TASK PROMPT >>
All lines holding the string "this" are to be shown.

INPUT MATERIAL >>
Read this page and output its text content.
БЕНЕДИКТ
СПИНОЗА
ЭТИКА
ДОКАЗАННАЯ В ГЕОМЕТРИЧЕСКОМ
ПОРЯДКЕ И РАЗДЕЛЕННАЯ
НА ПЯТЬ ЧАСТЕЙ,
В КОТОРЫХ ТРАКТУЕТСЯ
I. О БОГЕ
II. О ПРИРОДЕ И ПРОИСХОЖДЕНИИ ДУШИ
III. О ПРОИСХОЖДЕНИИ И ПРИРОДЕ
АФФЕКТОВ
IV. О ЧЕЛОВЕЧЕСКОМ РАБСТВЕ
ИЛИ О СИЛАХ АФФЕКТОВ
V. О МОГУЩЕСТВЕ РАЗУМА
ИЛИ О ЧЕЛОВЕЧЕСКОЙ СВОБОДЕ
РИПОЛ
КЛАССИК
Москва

==

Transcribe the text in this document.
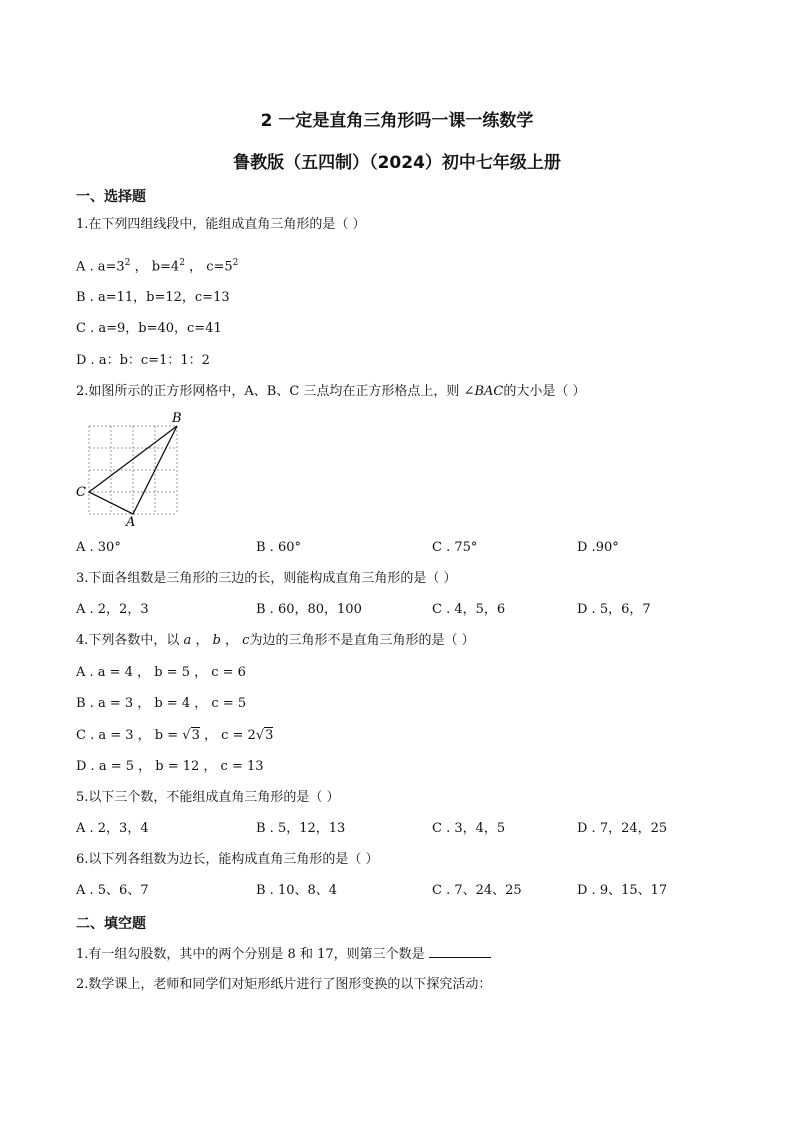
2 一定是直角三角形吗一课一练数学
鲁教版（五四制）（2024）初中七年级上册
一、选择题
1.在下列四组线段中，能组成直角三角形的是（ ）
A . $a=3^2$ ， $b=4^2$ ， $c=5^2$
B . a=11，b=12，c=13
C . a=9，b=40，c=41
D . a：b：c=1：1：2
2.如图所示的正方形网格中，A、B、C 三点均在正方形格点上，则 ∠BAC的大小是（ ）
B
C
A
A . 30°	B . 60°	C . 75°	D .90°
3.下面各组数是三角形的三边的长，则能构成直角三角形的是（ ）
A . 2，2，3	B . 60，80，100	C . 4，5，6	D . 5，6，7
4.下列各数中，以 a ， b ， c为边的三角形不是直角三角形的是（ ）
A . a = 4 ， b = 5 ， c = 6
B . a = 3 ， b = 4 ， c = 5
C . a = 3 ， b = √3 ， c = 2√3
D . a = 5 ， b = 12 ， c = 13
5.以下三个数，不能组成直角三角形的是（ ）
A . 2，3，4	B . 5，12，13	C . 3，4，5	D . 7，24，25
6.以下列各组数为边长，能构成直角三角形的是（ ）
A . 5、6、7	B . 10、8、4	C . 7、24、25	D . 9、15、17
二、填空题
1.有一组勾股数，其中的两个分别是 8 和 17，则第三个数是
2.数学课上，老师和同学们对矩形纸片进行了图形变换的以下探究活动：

ANSWER IN FULL >>
Read this page and output its text content.
Transcribe the text in this document.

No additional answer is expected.